(Element region listings)
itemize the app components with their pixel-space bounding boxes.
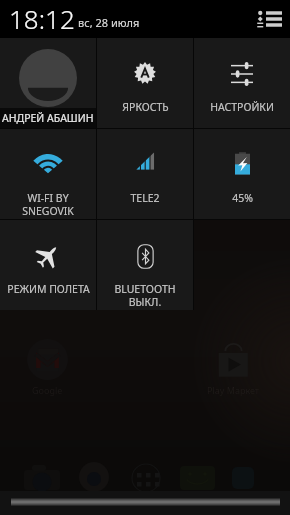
button[interactable]: ЯРКОСТЬ	[97, 38, 193, 128]
button[interactable]: РЕЖИМ ПОЛЕТА	[0, 220, 96, 310]
staticText: BLUETOOTH ВЫКЛ.	[114, 282, 176, 309]
button[interactable]: TELE2	[97, 129, 193, 219]
button[interactable]: Notifications	[253, 3, 285, 35]
button[interactable]: 45%	[194, 129, 290, 219]
staticText: 45%	[232, 191, 253, 205]
staticText: вс, 28 июля	[78, 15, 140, 30]
staticText: Play Маркет	[207, 384, 260, 396]
staticText: ЯРКОСТЬ	[122, 100, 169, 114]
staticText: РЕЖИМ ПОЛЕТА	[7, 282, 90, 296]
button[interactable]: BLUETOOTH ВЫКЛ.	[97, 220, 193, 310]
staticText: Google	[32, 384, 63, 396]
button[interactable]: НАСТРОЙКИ	[194, 38, 290, 128]
button[interactable]: WI-FI BY SNEGOVIK	[0, 129, 96, 219]
staticText: АНДРЕЙ АБАШИН	[2, 111, 94, 125]
staticText: TELE2	[130, 191, 160, 205]
staticText: WI-FI BY SNEGOVIK	[22, 191, 74, 218]
staticText: НАСТРОЙКИ	[210, 100, 274, 114]
staticText: 18:12	[9, 1, 75, 36]
button[interactable]: АНДРЕЙ АБАШИН	[0, 38, 96, 128]
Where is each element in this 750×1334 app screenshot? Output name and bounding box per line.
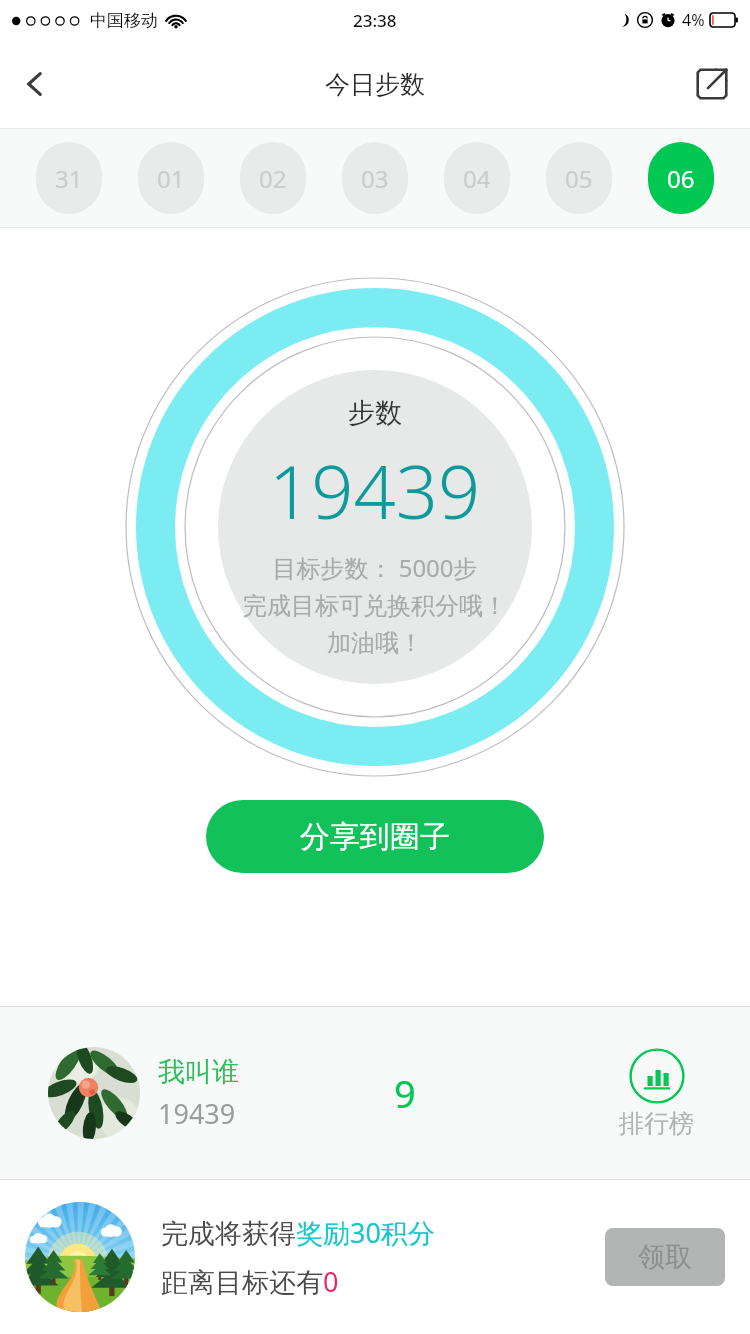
button[interactable]: 04 (444, 142, 510, 214)
staticText: 步数 (348, 396, 402, 430)
staticText: 完成将获得奖励30积分 (161, 1214, 435, 1251)
staticText: 04 (463, 162, 491, 195)
staticText: 排行榜 (619, 1108, 694, 1139)
staticText: 9 (394, 1067, 416, 1119)
staticText: 05 (565, 162, 593, 195)
staticText: 领取 (638, 1240, 692, 1274)
button[interactable]: 06 (648, 142, 714, 214)
button[interactable]: 05 (546, 142, 612, 214)
staticText: 我叫谁 (158, 1055, 239, 1089)
button[interactable]: 03 (342, 142, 408, 214)
staticText: 31 (55, 162, 83, 195)
button[interactable]: 31 (36, 142, 102, 214)
staticText: 距离目标还有0 (161, 1263, 339, 1300)
staticText: 23:38 (353, 9, 397, 32)
staticText: 03 (361, 162, 389, 195)
button[interactable]: 排行榜 (609, 1042, 704, 1145)
staticText: 06 (667, 162, 695, 195)
staticText: 完成目标可兑换积分哦！ (243, 591, 507, 621)
staticText: 02 (259, 162, 287, 195)
button[interactable]: 领取 (605, 1228, 725, 1286)
button[interactable]: 分享到圈子 (206, 800, 544, 873)
staticText: 加油哦！ (327, 628, 423, 658)
staticText: 中国移动 (90, 10, 158, 31)
staticText: 01 (157, 162, 185, 195)
button[interactable]: 01 (138, 142, 204, 214)
button[interactable]: Share (674, 46, 750, 122)
button[interactable]: 02 (240, 142, 306, 214)
button[interactable]: Back (0, 49, 70, 119)
staticText: 目标步数： 5000步 (272, 551, 478, 584)
staticText: 19439 (158, 1095, 236, 1132)
staticText: 19439 (269, 440, 481, 541)
staticText: 4% (682, 9, 705, 31)
staticText: 分享到圈子 (300, 818, 450, 856)
staticText: 今日步数 (325, 69, 425, 100)
button[interactable]: 我叫谁 (0, 1007, 750, 1179)
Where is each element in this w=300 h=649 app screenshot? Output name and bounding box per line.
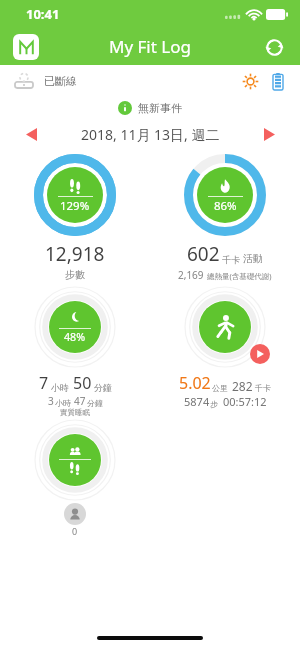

Goal of the exercise
Please locate every line in the items above that contains the string "BLUETOOTH" and copy each of those lines out. Letter case must match.

Written solution
staticText: BLUETOOTH ВЫКЛ.	[114, 282, 176, 309]
button[interactable]: BLUETOOTH ВЫКЛ.	[97, 220, 193, 310]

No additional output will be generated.